WHAT THIS TASK INVOLVES —
Pull out every line with the word "Fire".

::: RECORDS FOR THIS EXERCISE :::

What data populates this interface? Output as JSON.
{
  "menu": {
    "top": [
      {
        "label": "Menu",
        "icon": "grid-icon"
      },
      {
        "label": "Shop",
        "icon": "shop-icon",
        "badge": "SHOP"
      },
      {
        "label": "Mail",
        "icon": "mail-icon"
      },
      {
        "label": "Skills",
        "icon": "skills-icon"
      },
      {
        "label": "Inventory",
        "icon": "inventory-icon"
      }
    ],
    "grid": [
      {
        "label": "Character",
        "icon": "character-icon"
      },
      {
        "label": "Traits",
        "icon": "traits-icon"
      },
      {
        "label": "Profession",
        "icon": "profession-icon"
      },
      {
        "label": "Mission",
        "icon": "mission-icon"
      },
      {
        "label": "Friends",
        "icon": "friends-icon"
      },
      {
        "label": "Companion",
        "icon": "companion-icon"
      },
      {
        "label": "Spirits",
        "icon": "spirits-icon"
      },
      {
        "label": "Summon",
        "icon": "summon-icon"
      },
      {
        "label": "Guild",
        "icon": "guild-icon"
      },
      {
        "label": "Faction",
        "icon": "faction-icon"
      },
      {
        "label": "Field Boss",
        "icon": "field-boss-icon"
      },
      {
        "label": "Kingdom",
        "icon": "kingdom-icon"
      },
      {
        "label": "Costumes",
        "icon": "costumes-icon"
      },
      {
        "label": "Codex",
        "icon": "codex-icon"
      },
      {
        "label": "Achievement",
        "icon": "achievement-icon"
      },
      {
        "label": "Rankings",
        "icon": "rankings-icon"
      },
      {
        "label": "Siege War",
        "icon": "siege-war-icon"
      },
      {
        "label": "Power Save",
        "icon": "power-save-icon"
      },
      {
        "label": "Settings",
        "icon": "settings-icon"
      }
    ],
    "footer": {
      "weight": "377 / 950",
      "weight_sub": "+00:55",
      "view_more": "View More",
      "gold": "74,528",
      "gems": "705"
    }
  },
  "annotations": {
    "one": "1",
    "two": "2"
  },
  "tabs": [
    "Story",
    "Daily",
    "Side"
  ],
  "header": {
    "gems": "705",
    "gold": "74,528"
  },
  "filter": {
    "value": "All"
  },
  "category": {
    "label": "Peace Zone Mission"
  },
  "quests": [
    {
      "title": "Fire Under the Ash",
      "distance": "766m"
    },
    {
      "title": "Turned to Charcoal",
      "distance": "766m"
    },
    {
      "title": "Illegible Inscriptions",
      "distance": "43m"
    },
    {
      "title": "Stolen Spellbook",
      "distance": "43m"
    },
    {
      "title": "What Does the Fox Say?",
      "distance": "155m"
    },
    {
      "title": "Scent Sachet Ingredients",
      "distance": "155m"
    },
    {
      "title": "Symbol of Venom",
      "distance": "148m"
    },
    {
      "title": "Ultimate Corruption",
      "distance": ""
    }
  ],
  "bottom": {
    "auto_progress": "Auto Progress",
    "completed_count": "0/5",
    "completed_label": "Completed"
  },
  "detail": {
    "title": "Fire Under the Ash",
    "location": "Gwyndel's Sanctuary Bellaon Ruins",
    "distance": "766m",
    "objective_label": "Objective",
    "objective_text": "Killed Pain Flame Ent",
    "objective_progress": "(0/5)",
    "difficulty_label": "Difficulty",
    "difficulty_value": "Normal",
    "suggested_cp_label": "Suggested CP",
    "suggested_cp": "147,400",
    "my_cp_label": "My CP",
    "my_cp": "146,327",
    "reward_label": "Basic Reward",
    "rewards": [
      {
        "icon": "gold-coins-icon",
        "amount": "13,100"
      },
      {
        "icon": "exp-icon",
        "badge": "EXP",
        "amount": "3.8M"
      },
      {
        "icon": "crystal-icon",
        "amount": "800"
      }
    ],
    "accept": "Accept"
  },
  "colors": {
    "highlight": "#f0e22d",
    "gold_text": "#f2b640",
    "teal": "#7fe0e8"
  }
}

:::

CORRECT RESPONSE —
      "title": "Fire Under the Ash",
    "title": "Fire Under the Ash",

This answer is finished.